DO THIS: Extract every line that includes the string "values".
======== MATERIAL ========
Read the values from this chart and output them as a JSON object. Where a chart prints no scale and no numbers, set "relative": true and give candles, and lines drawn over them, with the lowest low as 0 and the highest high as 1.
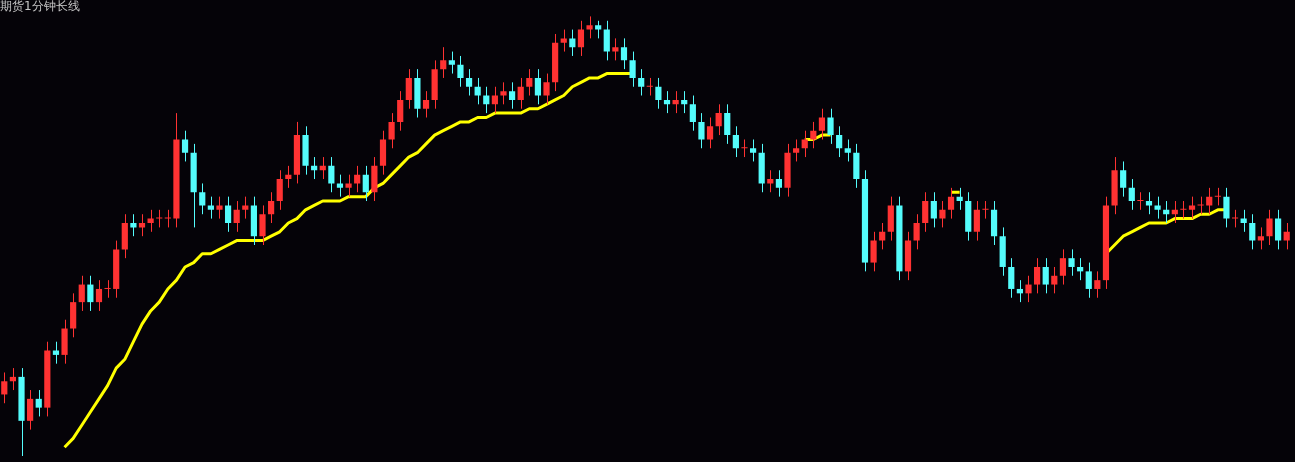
{
  "chart_data": {
    "type": "candlestick",
    "title": "期货1分钟长线",
    "relative": true,
    "legend": false,
    "categories": [
      null,
      null,
      null,
      null,
      null,
      null,
      null,
      null,
      null,
      null,
      null,
      null,
      null,
      null,
      null,
      null,
      null,
      null,
      null,
      null,
      null,
      null,
      null,
      null,
      null,
      null,
      null,
      null,
      null,
      null,
      null,
      null,
      null,
      null,
      null,
      null,
      null,
      null,
      null,
      null,
      null,
      null,
      null,
      null,
      null,
      null,
      null,
      null,
      null,
      null,
      null,
      null,
      null,
      null,
      null,
      null,
      null,
      null,
      null,
      null,
      null,
      null,
      null,
      null,
      null,
      null,
      null,
      null,
      null,
      null,
      null,
      null,
      null,
      null,
      null,
      null,
      null,
      null,
      null,
      null,
      null,
      null,
      null,
      null,
      null,
      null,
      null,
      null,
      null,
      null,
      null,
      null,
      null,
      null,
      null,
      null,
      null,
      null,
      null,
      null,
      null,
      null,
      null,
      null,
      null,
      null,
      null,
      null,
      null,
      null,
      null,
      null,
      null,
      null,
      null,
      null,
      null,
      null,
      null,
      null,
      null,
      null,
      null,
      null,
      null,
      null,
      null,
      null,
      null,
      null,
      null,
      null,
      null,
      null,
      null,
      null,
      null,
      null,
      null,
      null,
      null,
      null,
      null,
      null,
      null,
      null,
      null,
      null,
      null,
      null
    ],
    "ohlc": [
      [
        0.14,
        0.19,
        0.12,
        0.17
      ],
      [
        0.17,
        0.2,
        0.15,
        0.18
      ],
      [
        0.18,
        0.2,
        0,
        0.08
      ],
      [
        0.08,
        0.15,
        0.06,
        0.13
      ],
      [
        0.13,
        0.15,
        0.09,
        0.11
      ],
      [
        0.11,
        0.26,
        0.09,
        0.24
      ],
      [
        0.24,
        0.26,
        0.21,
        0.23
      ],
      [
        0.23,
        0.31,
        0.21,
        0.29
      ],
      [
        0.29,
        0.37,
        0.27,
        0.35
      ],
      [
        0.35,
        0.41,
        0.33,
        0.39
      ],
      [
        0.39,
        0.41,
        0.33,
        0.35
      ],
      [
        0.35,
        0.4,
        0.33,
        0.38
      ],
      [
        0.38,
        0.4,
        0.36,
        0.38
      ],
      [
        0.38,
        0.49,
        0.36,
        0.47
      ],
      [
        0.47,
        0.55,
        0.45,
        0.53
      ],
      [
        0.53,
        0.55,
        0.5,
        0.52
      ],
      [
        0.52,
        0.55,
        0.5,
        0.53
      ],
      [
        0.53,
        0.56,
        0.51,
        0.54
      ],
      [
        0.54,
        0.56,
        0.52,
        0.54
      ],
      [
        0.54,
        0.56,
        0.52,
        0.54
      ],
      [
        0.54,
        0.78,
        0.52,
        0.72
      ],
      [
        0.72,
        0.74,
        0.67,
        0.69
      ],
      [
        0.69,
        0.71,
        0.52,
        0.6
      ],
      [
        0.6,
        0.62,
        0.55,
        0.57
      ],
      [
        0.57,
        0.59,
        0.54,
        0.56
      ],
      [
        0.56,
        0.59,
        0.54,
        0.57
      ],
      [
        0.57,
        0.59,
        0.51,
        0.53
      ],
      [
        0.53,
        0.58,
        0.51,
        0.56
      ],
      [
        0.56,
        0.59,
        0.54,
        0.57
      ],
      [
        0.57,
        0.59,
        0.48,
        0.5
      ],
      [
        0.5,
        0.57,
        0.48,
        0.55
      ],
      [
        0.55,
        0.6,
        0.53,
        0.58
      ],
      [
        0.58,
        0.65,
        0.56,
        0.63
      ],
      [
        0.63,
        0.66,
        0.61,
        0.64
      ],
      [
        0.64,
        0.76,
        0.62,
        0.73
      ],
      [
        0.73,
        0.75,
        0.64,
        0.66
      ],
      [
        0.66,
        0.68,
        0.63,
        0.65
      ],
      [
        0.65,
        0.68,
        0.63,
        0.66
      ],
      [
        0.66,
        0.68,
        0.6,
        0.62
      ],
      [
        0.62,
        0.64,
        0.59,
        0.61
      ],
      [
        0.61,
        0.64,
        0.59,
        0.62
      ],
      [
        0.62,
        0.66,
        0.6,
        0.64
      ],
      [
        0.64,
        0.66,
        0.58,
        0.6
      ],
      [
        0.6,
        0.68,
        0.58,
        0.66
      ],
      [
        0.66,
        0.74,
        0.64,
        0.72
      ],
      [
        0.72,
        0.78,
        0.7,
        0.76
      ],
      [
        0.76,
        0.83,
        0.74,
        0.81
      ],
      [
        0.81,
        0.88,
        0.79,
        0.86
      ],
      [
        0.86,
        0.88,
        0.77,
        0.79
      ],
      [
        0.79,
        0.83,
        0.77,
        0.81
      ],
      [
        0.81,
        0.9,
        0.79,
        0.88
      ],
      [
        0.88,
        0.93,
        0.86,
        0.9
      ],
      [
        0.9,
        0.92,
        0.87,
        0.89
      ],
      [
        0.89,
        0.91,
        0.84,
        0.86
      ],
      [
        0.86,
        0.88,
        0.82,
        0.84
      ],
      [
        0.84,
        0.86,
        0.8,
        0.82
      ],
      [
        0.82,
        0.84,
        0.78,
        0.8
      ],
      [
        0.8,
        0.84,
        0.78,
        0.82
      ],
      [
        0.82,
        0.85,
        0.8,
        0.83
      ],
      [
        0.83,
        0.85,
        0.79,
        0.81
      ],
      [
        0.81,
        0.86,
        0.79,
        0.84
      ],
      [
        0.84,
        0.88,
        0.82,
        0.86
      ],
      [
        0.86,
        0.88,
        0.8,
        0.82
      ],
      [
        0.82,
        0.87,
        0.8,
        0.85
      ],
      [
        0.85,
        0.96,
        0.83,
        0.94
      ],
      [
        0.94,
        0.97,
        0.92,
        0.95
      ],
      [
        0.95,
        0.97,
        0.91,
        0.93
      ],
      [
        0.93,
        0.99,
        0.91,
        0.97
      ],
      [
        0.97,
        1,
        0.95,
        0.98
      ],
      [
        0.98,
        0.99,
        0.95,
        0.97
      ],
      [
        0.97,
        0.99,
        0.9,
        0.92
      ],
      [
        0.92,
        0.95,
        0.9,
        0.93
      ],
      [
        0.93,
        0.95,
        0.88,
        0.9
      ],
      [
        0.9,
        0.92,
        0.84,
        0.86
      ],
      [
        0.86,
        0.88,
        0.82,
        0.84
      ],
      [
        0.84,
        0.86,
        0.82,
        0.84
      ],
      [
        0.84,
        0.86,
        0.79,
        0.81
      ],
      [
        0.81,
        0.83,
        0.78,
        0.8
      ],
      [
        0.8,
        0.83,
        0.78,
        0.81
      ],
      [
        0.81,
        0.83,
        0.78,
        0.8
      ],
      [
        0.8,
        0.82,
        0.74,
        0.76
      ],
      [
        0.76,
        0.78,
        0.7,
        0.72
      ],
      [
        0.72,
        0.77,
        0.7,
        0.75
      ],
      [
        0.75,
        0.8,
        0.73,
        0.78
      ],
      [
        0.78,
        0.8,
        0.71,
        0.73
      ],
      [
        0.73,
        0.75,
        0.68,
        0.7
      ],
      [
        0.7,
        0.72,
        0.68,
        0.7
      ],
      [
        0.7,
        0.72,
        0.67,
        0.69
      ],
      [
        0.69,
        0.71,
        0.6,
        0.62
      ],
      [
        0.62,
        0.65,
        0.6,
        0.63
      ],
      [
        0.63,
        0.65,
        0.59,
        0.61
      ],
      [
        0.61,
        0.71,
        0.59,
        0.69
      ],
      [
        0.69,
        0.72,
        0.67,
        0.7
      ],
      [
        0.7,
        0.74,
        0.68,
        0.72
      ],
      [
        0.72,
        0.76,
        0.7,
        0.74
      ],
      [
        0.74,
        0.79,
        0.72,
        0.77
      ],
      [
        0.77,
        0.79,
        0.71,
        0.73
      ],
      [
        0.73,
        0.75,
        0.68,
        0.7
      ],
      [
        0.7,
        0.72,
        0.67,
        0.69
      ],
      [
        0.69,
        0.71,
        0.61,
        0.63
      ],
      [
        0.63,
        0.65,
        0.42,
        0.44
      ],
      [
        0.44,
        0.51,
        0.42,
        0.49
      ],
      [
        0.49,
        0.53,
        0.47,
        0.51
      ],
      [
        0.51,
        0.59,
        0.49,
        0.57
      ],
      [
        0.57,
        0.59,
        0.4,
        0.42
      ],
      [
        0.42,
        0.51,
        0.4,
        0.49
      ],
      [
        0.49,
        0.55,
        0.47,
        0.53
      ],
      [
        0.53,
        0.6,
        0.51,
        0.58
      ],
      [
        0.58,
        0.6,
        0.52,
        0.54
      ],
      [
        0.54,
        0.58,
        0.52,
        0.56
      ],
      [
        0.56,
        0.61,
        0.54,
        0.59
      ],
      [
        0.59,
        0.61,
        0.56,
        0.58
      ],
      [
        0.58,
        0.6,
        0.49,
        0.51
      ],
      [
        0.51,
        0.58,
        0.49,
        0.56
      ],
      [
        0.56,
        0.58,
        0.54,
        0.56
      ],
      [
        0.56,
        0.58,
        0.48,
        0.5
      ],
      [
        0.5,
        0.52,
        0.41,
        0.43
      ],
      [
        0.43,
        0.45,
        0.36,
        0.38
      ],
      [
        0.38,
        0.4,
        0.35,
        0.37
      ],
      [
        0.37,
        0.41,
        0.35,
        0.39
      ],
      [
        0.39,
        0.45,
        0.37,
        0.43
      ],
      [
        0.43,
        0.45,
        0.37,
        0.39
      ],
      [
        0.39,
        0.43,
        0.37,
        0.41
      ],
      [
        0.41,
        0.47,
        0.39,
        0.45
      ],
      [
        0.45,
        0.47,
        0.41,
        0.43
      ],
      [
        0.43,
        0.45,
        0.4,
        0.42
      ],
      [
        0.42,
        0.44,
        0.36,
        0.38
      ],
      [
        0.38,
        0.42,
        0.36,
        0.4
      ],
      [
        0.4,
        0.59,
        0.38,
        0.57
      ],
      [
        0.57,
        0.68,
        0.55,
        0.65
      ],
      [
        0.65,
        0.67,
        0.59,
        0.61
      ],
      [
        0.61,
        0.63,
        0.56,
        0.58
      ],
      [
        0.58,
        0.6,
        0.56,
        0.58
      ],
      [
        0.58,
        0.6,
        0.55,
        0.57
      ],
      [
        0.57,
        0.59,
        0.54,
        0.56
      ],
      [
        0.56,
        0.58,
        0.53,
        0.55
      ],
      [
        0.55,
        0.58,
        0.53,
        0.56
      ],
      [
        0.56,
        0.58,
        0.54,
        0.56
      ],
      [
        0.56,
        0.59,
        0.54,
        0.57
      ],
      [
        0.57,
        0.59,
        0.55,
        0.57
      ],
      [
        0.57,
        0.61,
        0.55,
        0.59
      ],
      [
        0.59,
        0.61,
        0.57,
        0.59
      ],
      [
        0.59,
        0.61,
        0.52,
        0.54
      ],
      [
        0.54,
        0.56,
        0.52,
        0.54
      ],
      [
        0.54,
        0.56,
        0.51,
        0.53
      ],
      [
        0.53,
        0.55,
        0.47,
        0.49
      ],
      [
        0.49,
        0.52,
        0.47,
        0.5
      ],
      [
        0.5,
        0.56,
        0.48,
        0.54
      ],
      [
        0.54,
        0.56,
        0.47,
        0.49
      ],
      [
        0.49,
        0.53,
        0.47,
        0.51
      ]
    ],
    "series": [
      {
        "type": "line",
        "color": "#ffff00",
        "values": [
          null,
          null,
          null,
          null,
          null,
          null,
          null,
          0.02,
          0.04,
          0.07,
          0.1,
          0.13,
          0.16,
          0.2,
          0.22,
          0.26,
          0.3,
          0.33,
          0.35,
          0.38,
          0.4,
          0.43,
          0.44,
          0.46,
          0.46,
          0.47,
          0.48,
          0.49,
          0.49,
          0.49,
          0.49,
          0.5,
          0.51,
          0.53,
          0.54,
          0.56,
          0.57,
          0.58,
          0.58,
          0.58,
          0.59,
          0.59,
          0.59,
          0.61,
          0.62,
          0.64,
          0.66,
          0.68,
          0.69,
          0.71,
          0.73,
          0.74,
          0.75,
          0.76,
          0.76,
          0.77,
          0.77,
          0.78,
          0.78,
          0.78,
          0.78,
          0.79,
          0.79,
          0.8,
          0.81,
          0.82,
          0.84,
          0.85,
          0.86,
          0.86,
          0.87,
          0.87,
          0.87,
          0.87,
          null,
          null,
          null,
          null,
          null,
          null,
          null,
          null,
          null,
          null,
          null,
          null,
          null,
          null,
          null,
          null,
          null,
          null,
          null,
          0.72,
          0.72,
          0.73,
          0.73,
          null,
          null,
          null,
          null,
          null,
          null,
          null,
          null,
          null,
          null,
          null,
          null,
          null,
          0.6,
          0.6,
          null,
          null,
          null,
          null,
          null,
          null,
          null,
          null,
          null,
          null,
          null,
          null,
          null,
          null,
          null,
          null,
          0.46,
          0.48,
          0.5,
          0.51,
          0.52,
          0.53,
          0.53,
          0.53,
          0.54,
          0.54,
          0.54,
          0.55,
          0.55,
          0.56,
          0.56,
          null,
          null,
          null,
          null,
          null,
          null,
          null
        ]
      }
    ]
  }
}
========
SOLUTION:
Read the values from this chart and output them as a JSON object. Where a chart prints no scale and no numbers, set "relative": true and give candles, and lines drawn over them, with the lowest low as 0 and the highest high as 1.
        "values": [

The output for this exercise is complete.